WRITTEN REQUEST: Transcribe the records below exactly, leaving out any pictures.

Dataset items:
__________________________________________________
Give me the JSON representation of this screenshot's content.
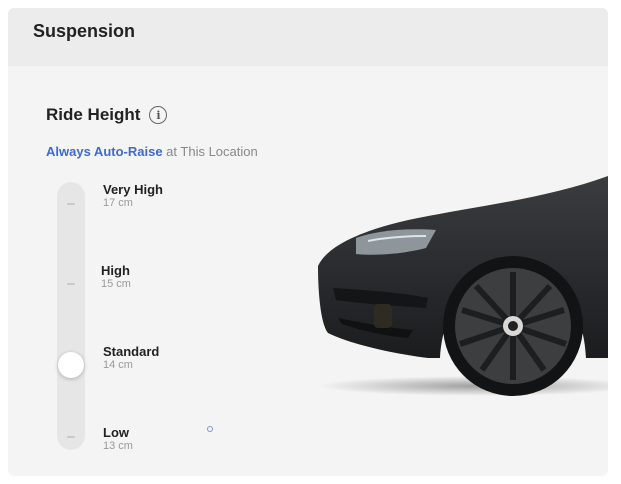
{
  "header": {
    "title": "Suspension"
  },
  "ride_height": {
    "title": "Ride Height",
    "info_icon": "info-icon",
    "auto_raise_link": "Always Auto-Raise",
    "auto_raise_rest": " at This Location",
    "selected": "Standard",
    "levels": [
      {
        "name": "Very High",
        "value": "17 cm"
      },
      {
        "name": "High",
        "value": "15 cm"
      },
      {
        "name": "Standard",
        "value": "14 cm"
      },
      {
        "name": "Low",
        "value": "13 cm"
      }
    ]
  },
  "colors": {
    "link": "#3e6ad1",
    "panel": "#f4f4f4",
    "header": "#ececec",
    "car_body": "#2a2c2e"
  }
}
__________________________________________________
EXERCISE RESPONSE:
Give me the JSON representation of this screenshot's content.
{
  "header": {
    "title": "Suspension"
  },
  "ride_height": {
    "title": "Ride Height",
    "info_icon": "info-icon",
    "auto_raise_link": "Always Auto-Raise",
    "auto_raise_rest": " at This Location",
    "selected": "Standard",
    "levels": [
      {
        "name": "Very High",
        "value": "17 cm"
      },
      {
        "name": "High",
        "value": "15 cm"
      },
      {
        "name": "Standard",
        "value": "14 cm"
      },
      {
        "name": "Low",
        "value": "13 cm"
      }
    ]
  },
  "colors": {
    "link": "#3e6ad1",
    "panel": "#f4f4f4",
    "header": "#ececec",
    "car_body": "#2a2c2e"
  }
}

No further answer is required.